> [Task to carry out]:
Print the data exactly as it is given, please.

Figure content listings:
===
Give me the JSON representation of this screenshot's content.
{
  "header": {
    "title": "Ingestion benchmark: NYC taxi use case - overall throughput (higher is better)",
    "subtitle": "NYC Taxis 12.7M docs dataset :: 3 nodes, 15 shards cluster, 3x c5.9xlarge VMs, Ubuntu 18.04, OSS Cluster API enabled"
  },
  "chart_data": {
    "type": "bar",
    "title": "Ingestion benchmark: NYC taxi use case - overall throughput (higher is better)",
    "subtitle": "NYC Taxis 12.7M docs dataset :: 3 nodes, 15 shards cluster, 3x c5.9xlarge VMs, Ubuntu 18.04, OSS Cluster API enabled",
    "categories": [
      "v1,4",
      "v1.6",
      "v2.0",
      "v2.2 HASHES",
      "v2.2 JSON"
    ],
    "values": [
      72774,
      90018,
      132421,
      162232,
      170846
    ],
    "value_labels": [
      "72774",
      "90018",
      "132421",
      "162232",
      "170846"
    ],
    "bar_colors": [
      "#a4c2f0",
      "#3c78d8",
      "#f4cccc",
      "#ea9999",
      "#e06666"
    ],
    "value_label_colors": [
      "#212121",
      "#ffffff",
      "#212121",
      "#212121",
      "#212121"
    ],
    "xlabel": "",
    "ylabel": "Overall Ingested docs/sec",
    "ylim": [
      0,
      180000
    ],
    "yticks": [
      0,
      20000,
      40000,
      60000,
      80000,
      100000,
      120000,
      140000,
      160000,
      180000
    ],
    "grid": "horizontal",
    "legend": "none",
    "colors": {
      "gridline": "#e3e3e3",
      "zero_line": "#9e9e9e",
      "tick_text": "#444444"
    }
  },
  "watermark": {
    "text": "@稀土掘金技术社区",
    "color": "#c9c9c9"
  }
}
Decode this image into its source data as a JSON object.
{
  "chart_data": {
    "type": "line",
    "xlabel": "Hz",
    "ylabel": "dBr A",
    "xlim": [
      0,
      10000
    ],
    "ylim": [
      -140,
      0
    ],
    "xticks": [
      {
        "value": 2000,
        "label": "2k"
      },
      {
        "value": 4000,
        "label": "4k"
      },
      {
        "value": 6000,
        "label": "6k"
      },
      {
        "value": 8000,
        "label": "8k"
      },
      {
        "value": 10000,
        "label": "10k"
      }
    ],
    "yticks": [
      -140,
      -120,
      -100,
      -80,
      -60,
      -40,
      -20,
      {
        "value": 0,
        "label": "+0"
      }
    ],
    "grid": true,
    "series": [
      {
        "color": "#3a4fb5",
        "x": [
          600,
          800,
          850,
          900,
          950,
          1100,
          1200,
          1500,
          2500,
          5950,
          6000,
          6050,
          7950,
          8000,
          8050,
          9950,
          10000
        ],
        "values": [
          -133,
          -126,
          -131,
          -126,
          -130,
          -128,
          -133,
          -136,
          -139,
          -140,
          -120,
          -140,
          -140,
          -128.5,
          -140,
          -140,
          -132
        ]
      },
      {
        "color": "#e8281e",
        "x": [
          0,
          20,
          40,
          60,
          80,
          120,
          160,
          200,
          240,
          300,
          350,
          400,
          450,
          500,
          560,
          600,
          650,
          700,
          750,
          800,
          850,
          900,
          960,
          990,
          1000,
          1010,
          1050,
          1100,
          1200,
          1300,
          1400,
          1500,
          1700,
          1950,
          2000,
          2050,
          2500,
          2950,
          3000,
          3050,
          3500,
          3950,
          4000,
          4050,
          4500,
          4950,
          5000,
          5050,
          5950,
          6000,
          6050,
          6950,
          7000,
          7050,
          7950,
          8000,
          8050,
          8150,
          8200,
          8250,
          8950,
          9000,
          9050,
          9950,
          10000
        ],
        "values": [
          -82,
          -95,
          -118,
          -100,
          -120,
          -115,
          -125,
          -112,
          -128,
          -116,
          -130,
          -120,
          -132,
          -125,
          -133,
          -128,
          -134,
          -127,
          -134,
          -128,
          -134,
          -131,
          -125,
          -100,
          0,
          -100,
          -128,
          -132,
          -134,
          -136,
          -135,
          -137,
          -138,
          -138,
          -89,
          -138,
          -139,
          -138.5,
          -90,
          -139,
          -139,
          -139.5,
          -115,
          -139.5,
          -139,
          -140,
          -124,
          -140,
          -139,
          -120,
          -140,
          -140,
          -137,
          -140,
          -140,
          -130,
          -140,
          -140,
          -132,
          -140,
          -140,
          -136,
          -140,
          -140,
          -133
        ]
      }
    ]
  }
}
===
> [Exercise answer]:
Give me the JSON representation of this screenshot's content.
{
  "header": {
    "title": "Ingestion benchmark: NYC taxi use case - overall throughput (higher is better)",
    "subtitle": "NYC Taxis 12.7M docs dataset :: 3 nodes, 15 shards cluster, 3x c5.9xlarge VMs, Ubuntu 18.04, OSS Cluster API enabled"
  },
  "chart_data": {
    "type": "bar",
    "title": "Ingestion benchmark: NYC taxi use case - overall throughput (higher is better)",
    "subtitle": "NYC Taxis 12.7M docs dataset :: 3 nodes, 15 shards cluster, 3x c5.9xlarge VMs, Ubuntu 18.04, OSS Cluster API enabled",
    "categories": [
      "v1,4",
      "v1.6",
      "v2.0",
      "v2.2 HASHES",
      "v2.2 JSON"
    ],
    "values": [
      72774,
      90018,
      132421,
      162232,
      170846
    ],
    "value_labels": [
      "72774",
      "90018",
      "132421",
      "162232",
      "170846"
    ],
    "bar_colors": [
      "#a4c2f0",
      "#3c78d8",
      "#f4cccc",
      "#ea9999",
      "#e06666"
    ],
    "value_label_colors": [
      "#212121",
      "#ffffff",
      "#212121",
      "#212121",
      "#212121"
    ],
    "xlabel": "",
    "ylabel": "Overall Ingested docs/sec",
    "ylim": [
      0,
      180000
    ],
    "yticks": [
      0,
      20000,
      40000,
      60000,
      80000,
      100000,
      120000,
      140000,
      160000,
      180000
    ],
    "grid": "horizontal",
    "legend": "none",
    "colors": {
      "gridline": "#e3e3e3",
      "zero_line": "#9e9e9e",
      "tick_text": "#444444"
    }
  },
  "watermark": {
    "text": "@稀土掘金技术社区",
    "color": "#c9c9c9"
  }
}
Decode this image into its source data as a JSON object.
{
  "chart_data": {
    "type": "line",
    "xlabel": "Hz",
    "ylabel": "dBr A",
    "xlim": [
      0,
      10000
    ],
    "ylim": [
      -140,
      0
    ],
    "xticks": [
      {
        "value": 2000,
        "label": "2k"
      },
      {
        "value": 4000,
        "label": "4k"
      },
      {
        "value": 6000,
        "label": "6k"
      },
      {
        "value": 8000,
        "label": "8k"
      },
      {
        "value": 10000,
        "label": "10k"
      }
    ],
    "yticks": [
      -140,
      -120,
      -100,
      -80,
      -60,
      -40,
      -20,
      {
        "value": 0,
        "label": "+0"
      }
    ],
    "grid": true,
    "series": [
      {
        "color": "#3a4fb5",
        "x": [
          600,
          800,
          850,
          900,
          950,
          1100,
          1200,
          1500,
          2500,
          5950,
          6000,
          6050,
          7950,
          8000,
          8050,
          9950,
          10000
        ],
        "values": [
          -133,
          -126,
          -131,
          -126,
          -130,
          -128,
          -133,
          -136,
          -139,
          -140,
          -120,
          -140,
          -140,
          -128.5,
          -140,
          -140,
          -132
        ]
      },
      {
        "color": "#e8281e",
        "x": [
          0,
          20,
          40,
          60,
          80,
          120,
          160,
          200,
          240,
          300,
          350,
          400,
          450,
          500,
          560,
          600,
          650,
          700,
          750,
          800,
          850,
          900,
          960,
          990,
          1000,
          1010,
          1050,
          1100,
          1200,
          1300,
          1400,
          1500,
          1700,
          1950,
          2000,
          2050,
          2500,
          2950,
          3000,
          3050,
          3500,
          3950,
          4000,
          4050,
          4500,
          4950,
          5000,
          5050,
          5950,
          6000,
          6050,
          6950,
          7000,
          7050,
          7950,
          8000,
          8050,
          8150,
          8200,
          8250,
          8950,
          9000,
          9050,
          9950,
          10000
        ],
        "values": [
          -82,
          -95,
          -118,
          -100,
          -120,
          -115,
          -125,
          -112,
          -128,
          -116,
          -130,
          -120,
          -132,
          -125,
          -133,
          -128,
          -134,
          -127,
          -134,
          -128,
          -134,
          -131,
          -125,
          -100,
          0,
          -100,
          -128,
          -132,
          -134,
          -136,
          -135,
          -137,
          -138,
          -138,
          -89,
          -138,
          -139,
          -138.5,
          -90,
          -139,
          -139,
          -139.5,
          -115,
          -139.5,
          -139,
          -140,
          -124,
          -140,
          -139,
          -120,
          -140,
          -140,
          -137,
          -140,
          -140,
          -130,
          -140,
          -140,
          -132,
          -140,
          -140,
          -136,
          -140,
          -140,
          -133
        ]
      }
    ]
  }
}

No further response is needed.